Extracted data entries:
────

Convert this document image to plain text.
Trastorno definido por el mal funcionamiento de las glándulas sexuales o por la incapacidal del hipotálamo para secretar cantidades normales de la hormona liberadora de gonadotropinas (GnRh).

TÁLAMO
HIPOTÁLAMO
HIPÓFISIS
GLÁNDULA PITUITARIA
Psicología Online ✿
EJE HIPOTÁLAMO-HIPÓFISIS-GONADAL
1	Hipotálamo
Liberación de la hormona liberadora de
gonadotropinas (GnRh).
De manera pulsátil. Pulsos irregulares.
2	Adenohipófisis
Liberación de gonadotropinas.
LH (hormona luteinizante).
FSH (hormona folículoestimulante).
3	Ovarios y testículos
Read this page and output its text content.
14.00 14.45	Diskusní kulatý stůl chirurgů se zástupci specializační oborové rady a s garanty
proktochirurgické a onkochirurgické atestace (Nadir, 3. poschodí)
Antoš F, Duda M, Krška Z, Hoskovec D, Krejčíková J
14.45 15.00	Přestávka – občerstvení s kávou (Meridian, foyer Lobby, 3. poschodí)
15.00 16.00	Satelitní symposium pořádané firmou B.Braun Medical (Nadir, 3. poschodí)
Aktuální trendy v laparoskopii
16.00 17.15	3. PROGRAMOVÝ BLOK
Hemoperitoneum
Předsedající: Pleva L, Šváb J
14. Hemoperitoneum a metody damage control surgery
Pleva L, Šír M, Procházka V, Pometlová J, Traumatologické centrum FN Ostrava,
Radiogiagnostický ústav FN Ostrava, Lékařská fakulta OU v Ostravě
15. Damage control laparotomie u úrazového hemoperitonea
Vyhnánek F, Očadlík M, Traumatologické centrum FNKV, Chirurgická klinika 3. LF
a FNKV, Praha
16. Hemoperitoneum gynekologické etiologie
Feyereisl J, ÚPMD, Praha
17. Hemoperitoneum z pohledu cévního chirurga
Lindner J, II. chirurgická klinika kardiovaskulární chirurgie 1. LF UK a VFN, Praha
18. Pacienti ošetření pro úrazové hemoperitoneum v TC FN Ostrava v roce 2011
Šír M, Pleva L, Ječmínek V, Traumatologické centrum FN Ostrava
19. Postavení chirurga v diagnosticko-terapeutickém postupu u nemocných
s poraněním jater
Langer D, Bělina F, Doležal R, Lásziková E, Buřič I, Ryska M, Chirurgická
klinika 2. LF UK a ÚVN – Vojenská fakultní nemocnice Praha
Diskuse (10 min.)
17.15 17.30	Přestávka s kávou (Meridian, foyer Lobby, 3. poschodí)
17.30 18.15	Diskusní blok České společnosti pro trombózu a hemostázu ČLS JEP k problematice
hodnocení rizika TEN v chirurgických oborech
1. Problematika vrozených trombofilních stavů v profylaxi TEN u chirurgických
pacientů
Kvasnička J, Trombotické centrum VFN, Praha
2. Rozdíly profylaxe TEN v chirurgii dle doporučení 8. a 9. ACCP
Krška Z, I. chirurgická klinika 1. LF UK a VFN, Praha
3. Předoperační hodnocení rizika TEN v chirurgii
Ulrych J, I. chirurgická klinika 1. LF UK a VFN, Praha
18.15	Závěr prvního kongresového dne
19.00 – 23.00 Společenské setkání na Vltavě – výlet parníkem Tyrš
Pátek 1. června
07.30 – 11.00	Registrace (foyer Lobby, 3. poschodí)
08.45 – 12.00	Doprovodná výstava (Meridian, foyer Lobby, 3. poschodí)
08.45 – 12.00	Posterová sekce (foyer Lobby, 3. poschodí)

────

# Your instructions:
Output the whole listing above again, word for word.

# Complete response:
Convert this document image to plain text.
Trastorno definido por el mal funcionamiento de las glándulas sexuales o por la incapacidal del hipotálamo para secretar cantidades normales de la hormona liberadora de gonadotropinas (GnRh).

TÁLAMO
HIPOTÁLAMO
HIPÓFISIS
GLÁNDULA PITUITARIA
Psicología Online ✿
EJE HIPOTÁLAMO-HIPÓFISIS-GONADAL
1	Hipotálamo
Liberación de la hormona liberadora de
gonadotropinas (GnRh).
De manera pulsátil. Pulsos irregulares.
2	Adenohipófisis
Liberación de gonadotropinas.
LH (hormona luteinizante).
FSH (hormona folículoestimulante).
3	Ovarios y testículos
Read this page and output its text content.
14.00 14.45	Diskusní kulatý stůl chirurgů se zástupci specializační oborové rady a s garanty
proktochirurgické a onkochirurgické atestace (Nadir, 3. poschodí)
Antoš F, Duda M, Krška Z, Hoskovec D, Krejčíková J
14.45 15.00	Přestávka – občerstvení s kávou (Meridian, foyer Lobby, 3. poschodí)
15.00 16.00	Satelitní symposium pořádané firmou B.Braun Medical (Nadir, 3. poschodí)
Aktuální trendy v laparoskopii
16.00 17.15	3. PROGRAMOVÝ BLOK
Hemoperitoneum
Předsedající: Pleva L, Šváb J
14. Hemoperitoneum a metody damage control surgery
Pleva L, Šír M, Procházka V, Pometlová J, Traumatologické centrum FN Ostrava,
Radiogiagnostický ústav FN Ostrava, Lékařská fakulta OU v Ostravě
15. Damage control laparotomie u úrazového hemoperitonea
Vyhnánek F, Očadlík M, Traumatologické centrum FNKV, Chirurgická klinika 3. LF
a FNKV, Praha
16. Hemoperitoneum gynekologické etiologie
Feyereisl J, ÚPMD, Praha
17. Hemoperitoneum z pohledu cévního chirurga
Lindner J, II. chirurgická klinika kardiovaskulární chirurgie 1. LF UK a VFN, Praha
18. Pacienti ošetření pro úrazové hemoperitoneum v TC FN Ostrava v roce 2011
Šír M, Pleva L, Ječmínek V, Traumatologické centrum FN Ostrava
19. Postavení chirurga v diagnosticko-terapeutickém postupu u nemocných
s poraněním jater
Langer D, Bělina F, Doležal R, Lásziková E, Buřič I, Ryska M, Chirurgická
klinika 2. LF UK a ÚVN – Vojenská fakultní nemocnice Praha
Diskuse (10 min.)
17.15 17.30	Přestávka s kávou (Meridian, foyer Lobby, 3. poschodí)
17.30 18.15	Diskusní blok České společnosti pro trombózu a hemostázu ČLS JEP k problematice
hodnocení rizika TEN v chirurgických oborech
1. Problematika vrozených trombofilních stavů v profylaxi TEN u chirurgických
pacientů
Kvasnička J, Trombotické centrum VFN, Praha
2. Rozdíly profylaxe TEN v chirurgii dle doporučení 8. a 9. ACCP
Krška Z, I. chirurgická klinika 1. LF UK a VFN, Praha
3. Předoperační hodnocení rizika TEN v chirurgii
Ulrych J, I. chirurgická klinika 1. LF UK a VFN, Praha
18.15	Závěr prvního kongresového dne
19.00 – 23.00 Společenské setkání na Vltavě – výlet parníkem Tyrš
Pátek 1. června
07.30 – 11.00	Registrace (foyer Lobby, 3. poschodí)
08.45 – 12.00	Doprovodná výstava (Meridian, foyer Lobby, 3. poschodí)
08.45 – 12.00	Posterová sekce (foyer Lobby, 3. poschodí)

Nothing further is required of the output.